▶ [WORK REQUIRED] Every record below should be printed exactly as given.
:: SUPPLIED MATERIAL ::
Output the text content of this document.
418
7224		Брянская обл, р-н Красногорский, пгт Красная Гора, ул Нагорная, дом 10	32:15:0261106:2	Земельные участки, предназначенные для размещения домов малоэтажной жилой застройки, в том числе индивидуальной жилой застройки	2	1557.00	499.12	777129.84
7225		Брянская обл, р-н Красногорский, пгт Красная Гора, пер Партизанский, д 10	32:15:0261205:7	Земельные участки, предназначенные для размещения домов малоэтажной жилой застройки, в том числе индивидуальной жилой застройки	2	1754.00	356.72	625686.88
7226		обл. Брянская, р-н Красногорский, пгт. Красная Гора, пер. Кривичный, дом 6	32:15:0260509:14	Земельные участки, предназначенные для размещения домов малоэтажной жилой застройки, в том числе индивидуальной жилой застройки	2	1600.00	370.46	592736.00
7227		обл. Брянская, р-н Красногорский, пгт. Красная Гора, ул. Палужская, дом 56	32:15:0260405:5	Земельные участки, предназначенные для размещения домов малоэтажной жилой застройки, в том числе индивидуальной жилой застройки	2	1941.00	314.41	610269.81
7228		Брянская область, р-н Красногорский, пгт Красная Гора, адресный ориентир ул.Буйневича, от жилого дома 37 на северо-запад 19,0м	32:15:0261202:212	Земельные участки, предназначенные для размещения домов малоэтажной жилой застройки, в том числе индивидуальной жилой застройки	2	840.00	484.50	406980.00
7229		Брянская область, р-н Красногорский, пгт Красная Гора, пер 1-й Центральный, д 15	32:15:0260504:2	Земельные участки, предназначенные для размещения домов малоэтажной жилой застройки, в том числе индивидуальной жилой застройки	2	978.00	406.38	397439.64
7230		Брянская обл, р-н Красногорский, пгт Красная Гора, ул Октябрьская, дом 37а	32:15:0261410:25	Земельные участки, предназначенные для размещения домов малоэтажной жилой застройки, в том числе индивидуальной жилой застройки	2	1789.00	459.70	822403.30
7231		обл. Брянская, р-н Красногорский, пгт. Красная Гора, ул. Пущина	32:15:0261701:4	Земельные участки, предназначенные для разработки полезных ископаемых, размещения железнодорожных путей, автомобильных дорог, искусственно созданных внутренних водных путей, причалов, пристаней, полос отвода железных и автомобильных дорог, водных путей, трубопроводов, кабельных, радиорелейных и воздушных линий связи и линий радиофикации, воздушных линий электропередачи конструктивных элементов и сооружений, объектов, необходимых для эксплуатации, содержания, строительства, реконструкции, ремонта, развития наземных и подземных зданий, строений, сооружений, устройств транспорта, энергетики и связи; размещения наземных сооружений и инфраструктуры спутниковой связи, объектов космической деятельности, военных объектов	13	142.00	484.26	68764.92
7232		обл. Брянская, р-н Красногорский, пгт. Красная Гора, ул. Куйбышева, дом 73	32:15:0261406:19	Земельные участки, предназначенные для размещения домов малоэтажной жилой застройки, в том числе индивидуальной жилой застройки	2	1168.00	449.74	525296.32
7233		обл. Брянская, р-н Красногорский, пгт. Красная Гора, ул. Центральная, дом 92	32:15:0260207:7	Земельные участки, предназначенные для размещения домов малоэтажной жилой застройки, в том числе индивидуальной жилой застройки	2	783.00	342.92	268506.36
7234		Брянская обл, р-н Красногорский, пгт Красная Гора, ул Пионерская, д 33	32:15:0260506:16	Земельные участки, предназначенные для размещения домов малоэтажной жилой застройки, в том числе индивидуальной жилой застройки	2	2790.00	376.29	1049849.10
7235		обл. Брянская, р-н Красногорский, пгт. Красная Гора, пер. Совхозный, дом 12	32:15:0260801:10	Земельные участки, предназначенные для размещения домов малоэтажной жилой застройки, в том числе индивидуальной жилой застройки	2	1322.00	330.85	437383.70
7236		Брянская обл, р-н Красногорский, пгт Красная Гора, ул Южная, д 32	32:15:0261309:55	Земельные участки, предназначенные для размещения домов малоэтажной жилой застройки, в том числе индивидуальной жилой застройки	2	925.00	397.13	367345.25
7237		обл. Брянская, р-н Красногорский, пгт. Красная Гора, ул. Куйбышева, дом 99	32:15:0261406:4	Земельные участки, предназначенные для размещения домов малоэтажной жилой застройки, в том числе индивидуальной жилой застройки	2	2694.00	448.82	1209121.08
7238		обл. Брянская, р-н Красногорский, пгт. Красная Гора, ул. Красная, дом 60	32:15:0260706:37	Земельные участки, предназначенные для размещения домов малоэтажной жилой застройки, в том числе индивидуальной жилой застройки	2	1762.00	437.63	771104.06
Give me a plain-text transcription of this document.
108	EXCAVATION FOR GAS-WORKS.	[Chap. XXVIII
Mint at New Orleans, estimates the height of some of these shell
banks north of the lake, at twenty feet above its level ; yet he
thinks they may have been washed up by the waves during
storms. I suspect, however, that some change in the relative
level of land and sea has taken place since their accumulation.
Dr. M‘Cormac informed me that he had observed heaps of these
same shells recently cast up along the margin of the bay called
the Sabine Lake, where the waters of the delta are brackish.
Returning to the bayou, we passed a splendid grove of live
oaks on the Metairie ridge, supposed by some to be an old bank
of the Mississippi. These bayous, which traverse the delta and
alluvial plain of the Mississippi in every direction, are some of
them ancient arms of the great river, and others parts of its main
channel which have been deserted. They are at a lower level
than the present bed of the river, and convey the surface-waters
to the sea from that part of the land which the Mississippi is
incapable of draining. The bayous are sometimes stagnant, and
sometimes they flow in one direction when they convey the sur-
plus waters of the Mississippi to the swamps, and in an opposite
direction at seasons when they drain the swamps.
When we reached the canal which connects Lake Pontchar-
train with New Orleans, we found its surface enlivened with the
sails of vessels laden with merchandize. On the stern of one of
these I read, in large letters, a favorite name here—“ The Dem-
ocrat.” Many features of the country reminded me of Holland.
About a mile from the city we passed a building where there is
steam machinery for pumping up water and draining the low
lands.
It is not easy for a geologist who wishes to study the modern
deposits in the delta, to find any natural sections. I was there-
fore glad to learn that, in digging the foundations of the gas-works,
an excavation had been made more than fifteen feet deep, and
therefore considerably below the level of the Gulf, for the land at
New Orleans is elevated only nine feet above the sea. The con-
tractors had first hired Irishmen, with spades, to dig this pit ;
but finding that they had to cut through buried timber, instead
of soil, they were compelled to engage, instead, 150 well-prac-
:::
▶ [FINAL RESULT]
Output the text content of this document.
418
7224		Брянская обл, р-н Красногорский, пгт Красная Гора, ул Нагорная, дом 10	32:15:0261106:2	Земельные участки, предназначенные для размещения домов малоэтажной жилой застройки, в том числе индивидуальной жилой застройки	2	1557.00	499.12	777129.84
7225		Брянская обл, р-н Красногорский, пгт Красная Гора, пер Партизанский, д 10	32:15:0261205:7	Земельные участки, предназначенные для размещения домов малоэтажной жилой застройки, в том числе индивидуальной жилой застройки	2	1754.00	356.72	625686.88
7226		обл. Брянская, р-н Красногорский, пгт. Красная Гора, пер. Кривичный, дом 6	32:15:0260509:14	Земельные участки, предназначенные для размещения домов малоэтажной жилой застройки, в том числе индивидуальной жилой застройки	2	1600.00	370.46	592736.00
7227		обл. Брянская, р-н Красногорский, пгт. Красная Гора, ул. Палужская, дом 56	32:15:0260405:5	Земельные участки, предназначенные для размещения домов малоэтажной жилой застройки, в том числе индивидуальной жилой застройки	2	1941.00	314.41	610269.81
7228		Брянская область, р-н Красногорский, пгт Красная Гора, адресный ориентир ул.Буйневича, от жилого дома 37 на северо-запад 19,0м	32:15:0261202:212	Земельные участки, предназначенные для размещения домов малоэтажной жилой застройки, в том числе индивидуальной жилой застройки	2	840.00	484.50	406980.00
7229		Брянская область, р-н Красногорский, пгт Красная Гора, пер 1-й Центральный, д 15	32:15:0260504:2	Земельные участки, предназначенные для размещения домов малоэтажной жилой застройки, в том числе индивидуальной жилой застройки	2	978.00	406.38	397439.64
7230		Брянская обл, р-н Красногорский, пгт Красная Гора, ул Октябрьская, дом 37а	32:15:0261410:25	Земельные участки, предназначенные для размещения домов малоэтажной жилой застройки, в том числе индивидуальной жилой застройки	2	1789.00	459.70	822403.30
7231		обл. Брянская, р-н Красногорский, пгт. Красная Гора, ул. Пущина	32:15:0261701:4	Земельные участки, предназначенные для разработки полезных ископаемых, размещения железнодорожных путей, автомобильных дорог, искусственно созданных внутренних водных путей, причалов, пристаней, полос отвода железных и автомобильных дорог, водных путей, трубопроводов, кабельных, радиорелейных и воздушных линий связи и линий радиофикации, воздушных линий электропередачи конструктивных элементов и сооружений, объектов, необходимых для эксплуатации, содержания, строительства, реконструкции, ремонта, развития наземных и подземных зданий, строений, сооружений, устройств транспорта, энергетики и связи; размещения наземных сооружений и инфраструктуры спутниковой связи, объектов космической деятельности, военных объектов	13	142.00	484.26	68764.92
7232		обл. Брянская, р-н Красногорский, пгт. Красная Гора, ул. Куйбышева, дом 73	32:15:0261406:19	Земельные участки, предназначенные для размещения домов малоэтажной жилой застройки, в том числе индивидуальной жилой застройки	2	1168.00	449.74	525296.32
7233		обл. Брянская, р-н Красногорский, пгт. Красная Гора, ул. Центральная, дом 92	32:15:0260207:7	Земельные участки, предназначенные для размещения домов малоэтажной жилой застройки, в том числе индивидуальной жилой застройки	2	783.00	342.92	268506.36
7234		Брянская обл, р-н Красногорский, пгт Красная Гора, ул Пионерская, д 33	32:15:0260506:16	Земельные участки, предназначенные для размещения домов малоэтажной жилой застройки, в том числе индивидуальной жилой застройки	2	2790.00	376.29	1049849.10
7235		обл. Брянская, р-н Красногорский, пгт. Красная Гора, пер. Совхозный, дом 12	32:15:0260801:10	Земельные участки, предназначенные для размещения домов малоэтажной жилой застройки, в том числе индивидуальной жилой застройки	2	1322.00	330.85	437383.70
7236		Брянская обл, р-н Красногорский, пгт Красная Гора, ул Южная, д 32	32:15:0261309:55	Земельные участки, предназначенные для размещения домов малоэтажной жилой застройки, в том числе индивидуальной жилой застройки	2	925.00	397.13	367345.25
7237		обл. Брянская, р-н Красногорский, пгт. Красная Гора, ул. Куйбышева, дом 99	32:15:0261406:4	Земельные участки, предназначенные для размещения домов малоэтажной жилой застройки, в том числе индивидуальной жилой застройки	2	2694.00	448.82	1209121.08
7238		обл. Брянская, р-н Красногорский, пгт. Красная Гора, ул. Красная, дом 60	32:15:0260706:37	Земельные участки, предназначенные для размещения домов малоэтажной жилой застройки, в том числе индивидуальной жилой застройки	2	1762.00	437.63	771104.06
Give me a plain-text transcription of this document.
108	EXCAVATION FOR GAS-WORKS.	[Chap. XXVIII
Mint at New Orleans, estimates the height of some of these shell
banks north of the lake, at twenty feet above its level ; yet he
thinks they may have been washed up by the waves during
storms. I suspect, however, that some change in the relative
level of land and sea has taken place since their accumulation.
Dr. M‘Cormac informed me that he had observed heaps of these
same shells recently cast up along the margin of the bay called
the Sabine Lake, where the waters of the delta are brackish.
Returning to the bayou, we passed a splendid grove of live
oaks on the Metairie ridge, supposed by some to be an old bank
of the Mississippi. These bayous, which traverse the delta and
alluvial plain of the Mississippi in every direction, are some of
them ancient arms of the great river, and others parts of its main
channel which have been deserted. They are at a lower level
than the present bed of the river, and convey the surface-waters
to the sea from that part of the land which the Mississippi is
incapable of draining. The bayous are sometimes stagnant, and
sometimes they flow in one direction when they convey the sur-
plus waters of the Mississippi to the swamps, and in an opposite
direction at seasons when they drain the swamps.
When we reached the canal which connects Lake Pontchar-
train with New Orleans, we found its surface enlivened with the
sails of vessels laden with merchandize. On the stern of one of
these I read, in large letters, a favorite name here—“ The Dem-
ocrat.” Many features of the country reminded me of Holland.
About a mile from the city we passed a building where there is
steam machinery for pumping up water and draining the low
lands.
It is not easy for a geologist who wishes to study the modern
deposits in the delta, to find any natural sections. I was there-
fore glad to learn that, in digging the foundations of the gas-works,
an excavation had been made more than fifteen feet deep, and
therefore considerably below the level of the Gulf, for the land at
New Orleans is elevated only nine feet above the sea. The con-
tractors had first hired Irishmen, with spades, to dig this pit ;
but finding that they had to cut through buried timber, instead
of soil, they were compelled to engage, instead, 150 well-prac-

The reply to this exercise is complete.